**Exercise:**
Search the listing below for the string "values" and show each line that contains it.

**Given records:**
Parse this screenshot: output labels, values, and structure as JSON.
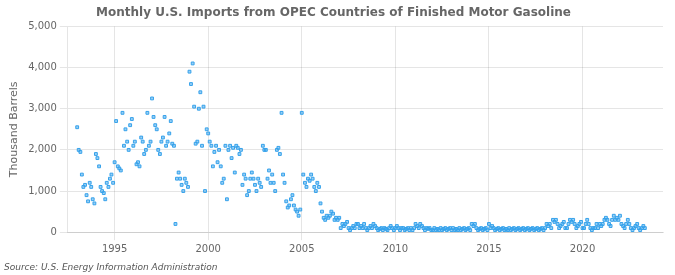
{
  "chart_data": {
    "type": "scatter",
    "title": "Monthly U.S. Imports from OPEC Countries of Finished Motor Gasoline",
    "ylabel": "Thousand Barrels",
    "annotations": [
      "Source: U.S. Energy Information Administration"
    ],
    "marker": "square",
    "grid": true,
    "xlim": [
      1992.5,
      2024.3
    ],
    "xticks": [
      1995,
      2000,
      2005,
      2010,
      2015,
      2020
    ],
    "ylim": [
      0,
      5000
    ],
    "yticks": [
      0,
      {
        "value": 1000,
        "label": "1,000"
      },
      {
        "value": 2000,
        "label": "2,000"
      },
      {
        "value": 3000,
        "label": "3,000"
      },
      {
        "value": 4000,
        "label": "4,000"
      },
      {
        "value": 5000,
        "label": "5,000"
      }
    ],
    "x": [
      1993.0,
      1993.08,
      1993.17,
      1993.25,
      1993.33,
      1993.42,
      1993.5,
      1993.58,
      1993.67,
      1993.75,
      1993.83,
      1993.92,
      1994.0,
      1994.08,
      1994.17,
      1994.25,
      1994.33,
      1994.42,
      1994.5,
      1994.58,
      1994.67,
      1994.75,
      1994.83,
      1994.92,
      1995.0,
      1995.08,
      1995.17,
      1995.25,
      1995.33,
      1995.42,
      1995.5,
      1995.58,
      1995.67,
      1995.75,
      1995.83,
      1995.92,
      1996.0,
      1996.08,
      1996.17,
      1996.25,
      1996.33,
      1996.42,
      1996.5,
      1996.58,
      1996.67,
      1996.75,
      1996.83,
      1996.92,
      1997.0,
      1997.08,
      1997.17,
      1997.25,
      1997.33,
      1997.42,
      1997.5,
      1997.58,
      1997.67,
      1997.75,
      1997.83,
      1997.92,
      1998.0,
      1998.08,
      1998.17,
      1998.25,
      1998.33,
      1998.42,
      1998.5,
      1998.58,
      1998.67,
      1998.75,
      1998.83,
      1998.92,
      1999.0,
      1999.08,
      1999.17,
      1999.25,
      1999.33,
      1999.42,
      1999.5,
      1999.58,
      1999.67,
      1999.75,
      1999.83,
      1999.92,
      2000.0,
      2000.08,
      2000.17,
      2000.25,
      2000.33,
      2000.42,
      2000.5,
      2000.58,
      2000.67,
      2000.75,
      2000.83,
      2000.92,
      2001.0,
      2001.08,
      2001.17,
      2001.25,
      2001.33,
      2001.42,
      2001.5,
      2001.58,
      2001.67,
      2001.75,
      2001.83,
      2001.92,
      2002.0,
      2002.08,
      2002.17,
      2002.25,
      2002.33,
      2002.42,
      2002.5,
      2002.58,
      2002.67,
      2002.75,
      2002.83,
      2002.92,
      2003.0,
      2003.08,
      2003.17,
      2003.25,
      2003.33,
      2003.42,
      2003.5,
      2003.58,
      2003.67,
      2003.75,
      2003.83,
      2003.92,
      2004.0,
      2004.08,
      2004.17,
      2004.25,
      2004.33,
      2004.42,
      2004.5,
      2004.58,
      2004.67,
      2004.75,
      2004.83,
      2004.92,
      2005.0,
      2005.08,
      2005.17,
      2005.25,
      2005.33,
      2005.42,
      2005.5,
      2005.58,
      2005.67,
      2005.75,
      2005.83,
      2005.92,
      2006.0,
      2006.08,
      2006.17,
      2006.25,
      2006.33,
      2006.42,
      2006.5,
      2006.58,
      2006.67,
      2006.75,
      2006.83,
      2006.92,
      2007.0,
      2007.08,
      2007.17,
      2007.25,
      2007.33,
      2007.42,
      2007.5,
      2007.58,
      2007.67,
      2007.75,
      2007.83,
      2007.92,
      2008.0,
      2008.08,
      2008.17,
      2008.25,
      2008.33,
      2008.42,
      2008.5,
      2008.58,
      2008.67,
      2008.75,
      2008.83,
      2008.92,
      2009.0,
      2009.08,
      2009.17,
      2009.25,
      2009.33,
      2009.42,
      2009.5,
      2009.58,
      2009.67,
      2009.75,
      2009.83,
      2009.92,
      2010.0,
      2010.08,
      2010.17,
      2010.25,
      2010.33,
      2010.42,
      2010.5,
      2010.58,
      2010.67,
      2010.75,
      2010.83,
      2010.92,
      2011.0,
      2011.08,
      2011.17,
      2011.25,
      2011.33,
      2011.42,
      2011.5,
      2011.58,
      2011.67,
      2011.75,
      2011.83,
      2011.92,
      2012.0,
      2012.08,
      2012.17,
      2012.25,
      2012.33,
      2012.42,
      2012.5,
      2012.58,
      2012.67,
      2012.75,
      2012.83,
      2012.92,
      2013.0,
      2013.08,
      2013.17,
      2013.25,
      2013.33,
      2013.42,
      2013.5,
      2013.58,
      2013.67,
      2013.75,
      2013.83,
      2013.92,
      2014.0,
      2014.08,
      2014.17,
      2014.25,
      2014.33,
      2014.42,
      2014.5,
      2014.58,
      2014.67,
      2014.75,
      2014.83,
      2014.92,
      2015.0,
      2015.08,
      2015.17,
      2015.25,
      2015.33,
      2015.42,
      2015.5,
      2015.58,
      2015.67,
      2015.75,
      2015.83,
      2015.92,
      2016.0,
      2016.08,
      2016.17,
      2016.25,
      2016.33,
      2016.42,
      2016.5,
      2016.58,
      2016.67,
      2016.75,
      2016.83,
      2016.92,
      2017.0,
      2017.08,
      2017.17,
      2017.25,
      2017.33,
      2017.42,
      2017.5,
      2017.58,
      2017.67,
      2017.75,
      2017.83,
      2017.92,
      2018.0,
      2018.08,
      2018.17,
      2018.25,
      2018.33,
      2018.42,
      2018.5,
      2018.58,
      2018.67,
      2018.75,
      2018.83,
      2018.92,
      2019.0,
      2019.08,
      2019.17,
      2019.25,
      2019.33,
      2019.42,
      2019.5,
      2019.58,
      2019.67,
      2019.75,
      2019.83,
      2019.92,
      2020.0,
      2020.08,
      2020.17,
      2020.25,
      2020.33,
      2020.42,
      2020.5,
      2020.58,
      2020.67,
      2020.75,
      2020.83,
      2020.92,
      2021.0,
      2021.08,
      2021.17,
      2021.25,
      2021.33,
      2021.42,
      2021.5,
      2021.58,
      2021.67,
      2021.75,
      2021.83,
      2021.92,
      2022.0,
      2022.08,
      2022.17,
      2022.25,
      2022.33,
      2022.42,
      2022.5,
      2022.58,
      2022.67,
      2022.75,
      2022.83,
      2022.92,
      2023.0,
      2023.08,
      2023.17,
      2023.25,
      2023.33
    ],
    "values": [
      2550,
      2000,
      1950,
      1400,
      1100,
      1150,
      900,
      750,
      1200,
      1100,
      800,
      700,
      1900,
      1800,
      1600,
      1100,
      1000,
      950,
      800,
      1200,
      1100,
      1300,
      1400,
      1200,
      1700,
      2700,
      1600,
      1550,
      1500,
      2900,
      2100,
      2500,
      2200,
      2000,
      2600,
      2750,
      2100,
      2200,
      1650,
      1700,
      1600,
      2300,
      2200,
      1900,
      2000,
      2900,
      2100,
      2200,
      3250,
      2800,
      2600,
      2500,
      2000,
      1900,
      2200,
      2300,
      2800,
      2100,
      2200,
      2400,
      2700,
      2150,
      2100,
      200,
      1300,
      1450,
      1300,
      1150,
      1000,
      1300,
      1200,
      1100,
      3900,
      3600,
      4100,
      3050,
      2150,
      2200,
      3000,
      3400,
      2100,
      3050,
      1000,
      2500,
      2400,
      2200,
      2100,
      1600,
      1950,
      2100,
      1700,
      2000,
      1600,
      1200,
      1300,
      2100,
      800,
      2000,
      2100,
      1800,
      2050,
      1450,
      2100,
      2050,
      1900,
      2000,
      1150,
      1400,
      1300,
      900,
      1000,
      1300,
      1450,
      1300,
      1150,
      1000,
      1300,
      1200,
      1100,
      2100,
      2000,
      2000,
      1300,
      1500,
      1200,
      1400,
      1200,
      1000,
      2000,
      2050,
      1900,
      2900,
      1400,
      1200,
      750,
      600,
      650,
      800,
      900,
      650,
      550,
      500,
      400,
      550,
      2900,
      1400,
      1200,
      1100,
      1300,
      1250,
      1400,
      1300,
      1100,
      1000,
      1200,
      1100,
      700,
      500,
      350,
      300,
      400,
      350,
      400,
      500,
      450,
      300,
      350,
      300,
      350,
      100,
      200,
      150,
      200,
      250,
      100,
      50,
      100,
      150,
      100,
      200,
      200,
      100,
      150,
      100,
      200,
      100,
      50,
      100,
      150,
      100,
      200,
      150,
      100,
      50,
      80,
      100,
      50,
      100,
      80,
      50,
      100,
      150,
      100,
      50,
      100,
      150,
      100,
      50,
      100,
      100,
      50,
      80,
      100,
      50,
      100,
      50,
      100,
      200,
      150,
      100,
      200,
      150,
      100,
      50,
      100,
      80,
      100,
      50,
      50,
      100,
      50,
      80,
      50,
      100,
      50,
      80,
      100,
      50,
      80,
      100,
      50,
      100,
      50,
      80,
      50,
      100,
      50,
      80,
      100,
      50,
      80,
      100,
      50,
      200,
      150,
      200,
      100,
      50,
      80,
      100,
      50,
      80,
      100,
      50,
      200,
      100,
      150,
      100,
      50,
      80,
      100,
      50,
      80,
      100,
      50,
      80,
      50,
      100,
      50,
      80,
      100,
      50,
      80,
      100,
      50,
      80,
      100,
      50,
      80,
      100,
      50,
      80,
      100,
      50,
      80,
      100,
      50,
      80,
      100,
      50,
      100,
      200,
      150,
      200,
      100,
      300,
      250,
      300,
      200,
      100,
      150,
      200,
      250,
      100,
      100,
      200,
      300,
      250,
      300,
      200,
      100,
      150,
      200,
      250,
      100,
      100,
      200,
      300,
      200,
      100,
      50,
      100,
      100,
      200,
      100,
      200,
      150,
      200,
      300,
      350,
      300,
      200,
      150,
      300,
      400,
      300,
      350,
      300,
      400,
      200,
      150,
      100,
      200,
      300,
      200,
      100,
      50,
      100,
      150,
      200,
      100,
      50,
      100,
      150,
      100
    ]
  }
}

**Output:**
Parse this screenshot: output labels, values, and structure as JSON.
    "values": [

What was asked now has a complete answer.